Write out the records below once more, exactly as they stand.

+++ Data shown

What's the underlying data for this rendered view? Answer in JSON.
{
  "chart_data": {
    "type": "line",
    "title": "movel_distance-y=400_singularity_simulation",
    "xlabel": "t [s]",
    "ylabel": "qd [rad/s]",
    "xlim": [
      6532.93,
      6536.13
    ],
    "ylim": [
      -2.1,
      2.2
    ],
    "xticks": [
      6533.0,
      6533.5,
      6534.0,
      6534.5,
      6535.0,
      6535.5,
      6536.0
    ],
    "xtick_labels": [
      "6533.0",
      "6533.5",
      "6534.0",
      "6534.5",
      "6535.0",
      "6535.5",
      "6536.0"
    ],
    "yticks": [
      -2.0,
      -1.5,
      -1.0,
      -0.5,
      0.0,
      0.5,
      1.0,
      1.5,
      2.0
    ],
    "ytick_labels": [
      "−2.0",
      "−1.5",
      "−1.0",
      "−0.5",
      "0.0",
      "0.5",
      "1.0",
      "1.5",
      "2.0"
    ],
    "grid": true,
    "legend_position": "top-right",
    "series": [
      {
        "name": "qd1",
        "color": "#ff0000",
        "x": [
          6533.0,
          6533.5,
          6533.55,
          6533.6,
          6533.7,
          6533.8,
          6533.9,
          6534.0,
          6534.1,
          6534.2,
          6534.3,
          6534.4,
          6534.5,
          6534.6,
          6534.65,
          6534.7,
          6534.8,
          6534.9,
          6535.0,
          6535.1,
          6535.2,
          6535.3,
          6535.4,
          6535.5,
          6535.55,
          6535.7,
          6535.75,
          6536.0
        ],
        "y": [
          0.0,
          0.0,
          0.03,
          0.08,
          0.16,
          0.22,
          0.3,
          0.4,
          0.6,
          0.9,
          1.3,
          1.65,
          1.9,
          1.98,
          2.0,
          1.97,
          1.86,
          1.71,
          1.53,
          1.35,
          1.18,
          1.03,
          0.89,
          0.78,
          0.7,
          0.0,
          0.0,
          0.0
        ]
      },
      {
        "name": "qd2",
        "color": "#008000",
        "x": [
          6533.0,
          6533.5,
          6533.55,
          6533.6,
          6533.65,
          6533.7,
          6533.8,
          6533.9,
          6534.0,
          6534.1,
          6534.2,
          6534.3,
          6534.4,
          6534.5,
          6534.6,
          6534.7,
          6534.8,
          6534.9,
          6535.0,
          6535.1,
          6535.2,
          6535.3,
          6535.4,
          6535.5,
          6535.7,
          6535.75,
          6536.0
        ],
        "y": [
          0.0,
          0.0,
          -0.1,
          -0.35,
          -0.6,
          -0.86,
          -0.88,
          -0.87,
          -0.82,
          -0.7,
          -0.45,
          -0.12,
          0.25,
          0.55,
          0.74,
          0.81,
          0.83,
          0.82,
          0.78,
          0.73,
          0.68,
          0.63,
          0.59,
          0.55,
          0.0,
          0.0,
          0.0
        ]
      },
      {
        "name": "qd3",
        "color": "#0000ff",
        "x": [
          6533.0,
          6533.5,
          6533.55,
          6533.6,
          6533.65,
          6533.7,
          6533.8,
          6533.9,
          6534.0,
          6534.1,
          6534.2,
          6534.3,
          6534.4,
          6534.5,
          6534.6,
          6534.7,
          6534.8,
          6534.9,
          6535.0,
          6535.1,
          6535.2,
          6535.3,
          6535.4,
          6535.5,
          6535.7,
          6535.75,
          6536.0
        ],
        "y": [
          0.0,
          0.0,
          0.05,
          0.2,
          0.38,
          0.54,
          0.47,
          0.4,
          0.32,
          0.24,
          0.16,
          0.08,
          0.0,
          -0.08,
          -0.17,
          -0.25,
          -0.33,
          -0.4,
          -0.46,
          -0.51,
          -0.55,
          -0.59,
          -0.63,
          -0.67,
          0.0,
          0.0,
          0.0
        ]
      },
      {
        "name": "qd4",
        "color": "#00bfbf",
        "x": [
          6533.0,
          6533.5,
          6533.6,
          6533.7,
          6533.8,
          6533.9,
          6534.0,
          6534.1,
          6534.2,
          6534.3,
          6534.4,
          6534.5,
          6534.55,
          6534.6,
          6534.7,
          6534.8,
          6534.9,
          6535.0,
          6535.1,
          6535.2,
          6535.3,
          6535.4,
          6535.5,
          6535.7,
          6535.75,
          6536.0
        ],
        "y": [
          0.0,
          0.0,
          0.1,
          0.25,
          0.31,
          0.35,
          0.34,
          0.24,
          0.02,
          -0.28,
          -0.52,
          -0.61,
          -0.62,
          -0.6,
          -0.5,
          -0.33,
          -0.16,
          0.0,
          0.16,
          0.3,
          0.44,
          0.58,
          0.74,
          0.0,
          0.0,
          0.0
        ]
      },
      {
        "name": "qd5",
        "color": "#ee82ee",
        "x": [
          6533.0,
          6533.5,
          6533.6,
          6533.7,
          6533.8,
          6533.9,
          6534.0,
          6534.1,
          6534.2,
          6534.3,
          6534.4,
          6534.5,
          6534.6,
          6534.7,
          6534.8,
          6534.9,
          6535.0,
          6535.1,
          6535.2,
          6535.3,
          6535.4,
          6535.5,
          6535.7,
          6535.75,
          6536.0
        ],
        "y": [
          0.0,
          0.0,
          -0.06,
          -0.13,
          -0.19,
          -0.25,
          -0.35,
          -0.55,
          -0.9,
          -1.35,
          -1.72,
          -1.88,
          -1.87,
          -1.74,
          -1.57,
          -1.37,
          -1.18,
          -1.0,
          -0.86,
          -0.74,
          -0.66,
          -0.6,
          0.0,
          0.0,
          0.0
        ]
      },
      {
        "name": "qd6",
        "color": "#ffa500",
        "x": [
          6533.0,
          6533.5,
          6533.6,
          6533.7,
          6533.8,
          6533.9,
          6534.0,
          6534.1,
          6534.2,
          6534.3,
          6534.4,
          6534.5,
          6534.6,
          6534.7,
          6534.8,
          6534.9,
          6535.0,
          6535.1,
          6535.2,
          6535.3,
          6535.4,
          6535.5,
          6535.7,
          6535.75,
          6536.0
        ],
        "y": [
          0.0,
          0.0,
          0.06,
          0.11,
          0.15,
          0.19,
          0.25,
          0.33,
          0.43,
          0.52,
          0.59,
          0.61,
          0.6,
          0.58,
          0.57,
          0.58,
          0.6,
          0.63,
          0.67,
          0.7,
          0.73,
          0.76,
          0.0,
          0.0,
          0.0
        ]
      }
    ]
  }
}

++++++

(In response)
What's the underlying data for this rendered view? Answer in JSON.
{
  "chart_data": {
    "type": "line",
    "title": "movel_distance-y=400_singularity_simulation",
    "xlabel": "t [s]",
    "ylabel": "qd [rad/s]",
    "xlim": [
      6532.93,
      6536.13
    ],
    "ylim": [
      -2.1,
      2.2
    ],
    "xticks": [
      6533.0,
      6533.5,
      6534.0,
      6534.5,
      6535.0,
      6535.5,
      6536.0
    ],
    "xtick_labels": [
      "6533.0",
      "6533.5",
      "6534.0",
      "6534.5",
      "6535.0",
      "6535.5",
      "6536.0"
    ],
    "yticks": [
      -2.0,
      -1.5,
      -1.0,
      -0.5,
      0.0,
      0.5,
      1.0,
      1.5,
      2.0
    ],
    "ytick_labels": [
      "−2.0",
      "−1.5",
      "−1.0",
      "−0.5",
      "0.0",
      "0.5",
      "1.0",
      "1.5",
      "2.0"
    ],
    "grid": true,
    "legend_position": "top-right",
    "series": [
      {
        "name": "qd1",
        "color": "#ff0000",
        "x": [
          6533.0,
          6533.5,
          6533.55,
          6533.6,
          6533.7,
          6533.8,
          6533.9,
          6534.0,
          6534.1,
          6534.2,
          6534.3,
          6534.4,
          6534.5,
          6534.6,
          6534.65,
          6534.7,
          6534.8,
          6534.9,
          6535.0,
          6535.1,
          6535.2,
          6535.3,
          6535.4,
          6535.5,
          6535.55,
          6535.7,
          6535.75,
          6536.0
        ],
        "y": [
          0.0,
          0.0,
          0.03,
          0.08,
          0.16,
          0.22,
          0.3,
          0.4,
          0.6,
          0.9,
          1.3,
          1.65,
          1.9,
          1.98,
          2.0,
          1.97,
          1.86,
          1.71,
          1.53,
          1.35,
          1.18,
          1.03,
          0.89,
          0.78,
          0.7,
          0.0,
          0.0,
          0.0
        ]
      },
      {
        "name": "qd2",
        "color": "#008000",
        "x": [
          6533.0,
          6533.5,
          6533.55,
          6533.6,
          6533.65,
          6533.7,
          6533.8,
          6533.9,
          6534.0,
          6534.1,
          6534.2,
          6534.3,
          6534.4,
          6534.5,
          6534.6,
          6534.7,
          6534.8,
          6534.9,
          6535.0,
          6535.1,
          6535.2,
          6535.3,
          6535.4,
          6535.5,
          6535.7,
          6535.75,
          6536.0
        ],
        "y": [
          0.0,
          0.0,
          -0.1,
          -0.35,
          -0.6,
          -0.86,
          -0.88,
          -0.87,
          -0.82,
          -0.7,
          -0.45,
          -0.12,
          0.25,
          0.55,
          0.74,
          0.81,
          0.83,
          0.82,
          0.78,
          0.73,
          0.68,
          0.63,
          0.59,
          0.55,
          0.0,
          0.0,
          0.0
        ]
      },
      {
        "name": "qd3",
        "color": "#0000ff",
        "x": [
          6533.0,
          6533.5,
          6533.55,
          6533.6,
          6533.65,
          6533.7,
          6533.8,
          6533.9,
          6534.0,
          6534.1,
          6534.2,
          6534.3,
          6534.4,
          6534.5,
          6534.6,
          6534.7,
          6534.8,
          6534.9,
          6535.0,
          6535.1,
          6535.2,
          6535.3,
          6535.4,
          6535.5,
          6535.7,
          6535.75,
          6536.0
        ],
        "y": [
          0.0,
          0.0,
          0.05,
          0.2,
          0.38,
          0.54,
          0.47,
          0.4,
          0.32,
          0.24,
          0.16,
          0.08,
          0.0,
          -0.08,
          -0.17,
          -0.25,
          -0.33,
          -0.4,
          -0.46,
          -0.51,
          -0.55,
          -0.59,
          -0.63,
          -0.67,
          0.0,
          0.0,
          0.0
        ]
      },
      {
        "name": "qd4",
        "color": "#00bfbf",
        "x": [
          6533.0,
          6533.5,
          6533.6,
          6533.7,
          6533.8,
          6533.9,
          6534.0,
          6534.1,
          6534.2,
          6534.3,
          6534.4,
          6534.5,
          6534.55,
          6534.6,
          6534.7,
          6534.8,
          6534.9,
          6535.0,
          6535.1,
          6535.2,
          6535.3,
          6535.4,
          6535.5,
          6535.7,
          6535.75,
          6536.0
        ],
        "y": [
          0.0,
          0.0,
          0.1,
          0.25,
          0.31,
          0.35,
          0.34,
          0.24,
          0.02,
          -0.28,
          -0.52,
          -0.61,
          -0.62,
          -0.6,
          -0.5,
          -0.33,
          -0.16,
          0.0,
          0.16,
          0.3,
          0.44,
          0.58,
          0.74,
          0.0,
          0.0,
          0.0
        ]
      },
      {
        "name": "qd5",
        "color": "#ee82ee",
        "x": [
          6533.0,
          6533.5,
          6533.6,
          6533.7,
          6533.8,
          6533.9,
          6534.0,
          6534.1,
          6534.2,
          6534.3,
          6534.4,
          6534.5,
          6534.6,
          6534.7,
          6534.8,
          6534.9,
          6535.0,
          6535.1,
          6535.2,
          6535.3,
          6535.4,
          6535.5,
          6535.7,
          6535.75,
          6536.0
        ],
        "y": [
          0.0,
          0.0,
          -0.06,
          -0.13,
          -0.19,
          -0.25,
          -0.35,
          -0.55,
          -0.9,
          -1.35,
          -1.72,
          -1.88,
          -1.87,
          -1.74,
          -1.57,
          -1.37,
          -1.18,
          -1.0,
          -0.86,
          -0.74,
          -0.66,
          -0.6,
          0.0,
          0.0,
          0.0
        ]
      },
      {
        "name": "qd6",
        "color": "#ffa500",
        "x": [
          6533.0,
          6533.5,
          6533.6,
          6533.7,
          6533.8,
          6533.9,
          6534.0,
          6534.1,
          6534.2,
          6534.3,
          6534.4,
          6534.5,
          6534.6,
          6534.7,
          6534.8,
          6534.9,
          6535.0,
          6535.1,
          6535.2,
          6535.3,
          6535.4,
          6535.5,
          6535.7,
          6535.75,
          6536.0
        ],
        "y": [
          0.0,
          0.0,
          0.06,
          0.11,
          0.15,
          0.19,
          0.25,
          0.33,
          0.43,
          0.52,
          0.59,
          0.61,
          0.6,
          0.58,
          0.57,
          0.58,
          0.6,
          0.63,
          0.67,
          0.7,
          0.73,
          0.76,
          0.0,
          0.0,
          0.0
        ]
      }
    ]
  }
}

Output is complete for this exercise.